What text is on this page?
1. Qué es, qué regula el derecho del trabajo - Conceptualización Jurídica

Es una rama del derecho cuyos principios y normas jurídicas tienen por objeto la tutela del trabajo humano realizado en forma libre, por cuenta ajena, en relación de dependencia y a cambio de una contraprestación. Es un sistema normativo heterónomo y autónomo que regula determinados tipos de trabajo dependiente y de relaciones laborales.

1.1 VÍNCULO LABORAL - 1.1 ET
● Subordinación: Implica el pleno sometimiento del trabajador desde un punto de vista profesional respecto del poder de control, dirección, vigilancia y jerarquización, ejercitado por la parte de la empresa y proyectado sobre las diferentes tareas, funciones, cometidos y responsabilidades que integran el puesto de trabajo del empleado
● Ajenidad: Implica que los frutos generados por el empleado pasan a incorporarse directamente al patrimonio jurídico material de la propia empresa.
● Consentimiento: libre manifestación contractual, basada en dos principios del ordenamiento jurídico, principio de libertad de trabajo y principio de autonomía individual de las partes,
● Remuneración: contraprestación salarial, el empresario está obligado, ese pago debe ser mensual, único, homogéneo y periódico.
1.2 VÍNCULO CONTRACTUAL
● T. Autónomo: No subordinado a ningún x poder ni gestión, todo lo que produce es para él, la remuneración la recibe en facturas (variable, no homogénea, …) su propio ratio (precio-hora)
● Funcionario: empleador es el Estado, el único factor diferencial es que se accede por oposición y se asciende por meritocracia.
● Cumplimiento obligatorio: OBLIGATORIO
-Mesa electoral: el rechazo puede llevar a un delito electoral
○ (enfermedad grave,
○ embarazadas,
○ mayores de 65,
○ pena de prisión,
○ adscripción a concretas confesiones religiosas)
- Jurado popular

---*---

■ Exercise task ■
Repeat the listing exactly, from its first line to its last.

■ Written solution ■
What text is on this page?
1. Qué es, qué regula el derecho del trabajo - Conceptualización Jurídica

Es una rama del derecho cuyos principios y normas jurídicas tienen por objeto la tutela del trabajo humano realizado en forma libre, por cuenta ajena, en relación de dependencia y a cambio de una contraprestación. Es un sistema normativo heterónomo y autónomo que regula determinados tipos de trabajo dependiente y de relaciones laborales.

1.1 VÍNCULO LABORAL - 1.1 ET
● Subordinación: Implica el pleno sometimiento del trabajador desde un punto de vista profesional respecto del poder de control, dirección, vigilancia y jerarquización, ejercitado por la parte de la empresa y proyectado sobre las diferentes tareas, funciones, cometidos y responsabilidades que integran el puesto de trabajo del empleado
● Ajenidad: Implica que los frutos generados por el empleado pasan a incorporarse directamente al patrimonio jurídico material de la propia empresa.
● Consentimiento: libre manifestación contractual, basada en dos principios del ordenamiento jurídico, principio de libertad de trabajo y principio de autonomía individual de las partes,
● Remuneración: contraprestación salarial, el empresario está obligado, ese pago debe ser mensual, único, homogéneo y periódico.
1.2 VÍNCULO CONTRACTUAL
● T. Autónomo: No subordinado a ningún x poder ni gestión, todo lo que produce es para él, la remuneración la recibe en facturas (variable, no homogénea, …) su propio ratio (precio-hora)
● Funcionario: empleador es el Estado, el único factor diferencial es que se accede por oposición y se asciende por meritocracia.
● Cumplimiento obligatorio: OBLIGATORIO
-Mesa electoral: el rechazo puede llevar a un delito electoral
○ (enfermedad grave,
○ embarazadas,
○ mayores de 65,
○ pena de prisión,
○ adscripción a concretas confesiones religiosas)
- Jurado popular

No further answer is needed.